WHAT TO WORK ON | Count the lines below that contain the word "icon" and give only that number.

Data records
-- Begin --

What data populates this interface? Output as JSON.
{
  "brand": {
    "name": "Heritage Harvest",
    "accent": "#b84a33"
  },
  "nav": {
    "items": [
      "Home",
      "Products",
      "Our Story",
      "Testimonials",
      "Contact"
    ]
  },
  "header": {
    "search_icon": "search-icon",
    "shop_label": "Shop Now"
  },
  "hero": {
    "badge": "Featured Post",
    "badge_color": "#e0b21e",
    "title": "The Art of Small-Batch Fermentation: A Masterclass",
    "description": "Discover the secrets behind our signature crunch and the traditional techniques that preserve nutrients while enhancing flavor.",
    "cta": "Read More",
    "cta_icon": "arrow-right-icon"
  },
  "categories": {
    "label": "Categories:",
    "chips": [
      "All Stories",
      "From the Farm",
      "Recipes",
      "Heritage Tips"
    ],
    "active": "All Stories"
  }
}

-- End --

EXERCISE RESPONSE | 2